#### RECORD LIST:
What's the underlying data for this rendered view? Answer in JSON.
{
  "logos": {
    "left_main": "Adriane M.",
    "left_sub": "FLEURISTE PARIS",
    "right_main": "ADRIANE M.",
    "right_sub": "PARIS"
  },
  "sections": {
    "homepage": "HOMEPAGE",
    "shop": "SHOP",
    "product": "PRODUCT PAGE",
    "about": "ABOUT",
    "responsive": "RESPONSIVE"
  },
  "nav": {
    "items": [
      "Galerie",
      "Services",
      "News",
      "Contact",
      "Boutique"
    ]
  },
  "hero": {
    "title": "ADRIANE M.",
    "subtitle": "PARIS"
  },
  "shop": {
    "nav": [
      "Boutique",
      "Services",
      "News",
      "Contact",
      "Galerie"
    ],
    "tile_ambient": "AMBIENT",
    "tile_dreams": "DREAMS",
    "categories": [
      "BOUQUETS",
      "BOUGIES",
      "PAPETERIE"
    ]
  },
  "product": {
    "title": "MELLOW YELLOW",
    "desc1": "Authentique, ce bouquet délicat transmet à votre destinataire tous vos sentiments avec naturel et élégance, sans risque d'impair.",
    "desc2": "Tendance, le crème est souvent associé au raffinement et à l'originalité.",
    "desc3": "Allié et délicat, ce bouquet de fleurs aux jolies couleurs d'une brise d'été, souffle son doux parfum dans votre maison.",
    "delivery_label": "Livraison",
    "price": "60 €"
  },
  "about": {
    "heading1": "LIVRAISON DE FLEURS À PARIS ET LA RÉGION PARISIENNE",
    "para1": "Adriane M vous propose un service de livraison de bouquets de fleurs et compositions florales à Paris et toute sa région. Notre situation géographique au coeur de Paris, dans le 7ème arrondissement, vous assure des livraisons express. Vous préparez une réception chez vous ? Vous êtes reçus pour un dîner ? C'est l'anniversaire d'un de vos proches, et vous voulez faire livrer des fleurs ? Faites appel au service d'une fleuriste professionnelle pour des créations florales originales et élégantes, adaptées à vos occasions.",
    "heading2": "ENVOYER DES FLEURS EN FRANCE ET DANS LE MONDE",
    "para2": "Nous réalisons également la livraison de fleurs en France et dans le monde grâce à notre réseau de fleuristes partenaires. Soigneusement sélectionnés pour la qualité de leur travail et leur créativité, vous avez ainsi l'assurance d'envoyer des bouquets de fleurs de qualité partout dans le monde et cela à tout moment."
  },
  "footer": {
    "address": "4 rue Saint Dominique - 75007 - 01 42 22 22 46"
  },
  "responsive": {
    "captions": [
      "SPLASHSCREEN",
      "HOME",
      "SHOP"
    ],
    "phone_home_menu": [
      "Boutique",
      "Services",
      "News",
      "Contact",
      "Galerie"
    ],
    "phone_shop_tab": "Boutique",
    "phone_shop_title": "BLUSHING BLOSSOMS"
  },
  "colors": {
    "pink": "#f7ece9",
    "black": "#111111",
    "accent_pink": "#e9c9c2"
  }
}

#### WHAT IS ASKED:
Write out every entry above, word for word.

#### RESPONSE TO THE EXERCISE:
What's the underlying data for this rendered view? Answer in JSON.
{
  "logos": {
    "left_main": "Adriane M.",
    "left_sub": "FLEURISTE PARIS",
    "right_main": "ADRIANE M.",
    "right_sub": "PARIS"
  },
  "sections": {
    "homepage": "HOMEPAGE",
    "shop": "SHOP",
    "product": "PRODUCT PAGE",
    "about": "ABOUT",
    "responsive": "RESPONSIVE"
  },
  "nav": {
    "items": [
      "Galerie",
      "Services",
      "News",
      "Contact",
      "Boutique"
    ]
  },
  "hero": {
    "title": "ADRIANE M.",
    "subtitle": "PARIS"
  },
  "shop": {
    "nav": [
      "Boutique",
      "Services",
      "News",
      "Contact",
      "Galerie"
    ],
    "tile_ambient": "AMBIENT",
    "tile_dreams": "DREAMS",
    "categories": [
      "BOUQUETS",
      "BOUGIES",
      "PAPETERIE"
    ]
  },
  "product": {
    "title": "MELLOW YELLOW",
    "desc1": "Authentique, ce bouquet délicat transmet à votre destinataire tous vos sentiments avec naturel et élégance, sans risque d'impair.",
    "desc2": "Tendance, le crème est souvent associé au raffinement et à l'originalité.",
    "desc3": "Allié et délicat, ce bouquet de fleurs aux jolies couleurs d'une brise d'été, souffle son doux parfum dans votre maison.",
    "delivery_label": "Livraison",
    "price": "60 €"
  },
  "about": {
    "heading1": "LIVRAISON DE FLEURS À PARIS ET LA RÉGION PARISIENNE",
    "para1": "Adriane M vous propose un service de livraison de bouquets de fleurs et compositions florales à Paris et toute sa région. Notre situation géographique au coeur de Paris, dans le 7ème arrondissement, vous assure des livraisons express. Vous préparez une réception chez vous ? Vous êtes reçus pour un dîner ? C'est l'anniversaire d'un de vos proches, et vous voulez faire livrer des fleurs ? Faites appel au service d'une fleuriste professionnelle pour des créations florales originales et élégantes, adaptées à vos occasions.",
    "heading2": "ENVOYER DES FLEURS EN FRANCE ET DANS LE MONDE",
    "para2": "Nous réalisons également la livraison de fleurs en France et dans le monde grâce à notre réseau de fleuristes partenaires. Soigneusement sélectionnés pour la qualité de leur travail et leur créativité, vous avez ainsi l'assurance d'envoyer des bouquets de fleurs de qualité partout dans le monde et cela à tout moment."
  },
  "footer": {
    "address": "4 rue Saint Dominique - 75007 - 01 42 22 22 46"
  },
  "responsive": {
    "captions": [
      "SPLASHSCREEN",
      "HOME",
      "SHOP"
    ],
    "phone_home_menu": [
      "Boutique",
      "Services",
      "News",
      "Contact",
      "Galerie"
    ],
    "phone_shop_tab": "Boutique",
    "phone_shop_title": "BLUSHING BLOSSOMS"
  },
  "colors": {
    "pink": "#f7ece9",
    "black": "#111111",
    "accent_pink": "#e9c9c2"
  }
}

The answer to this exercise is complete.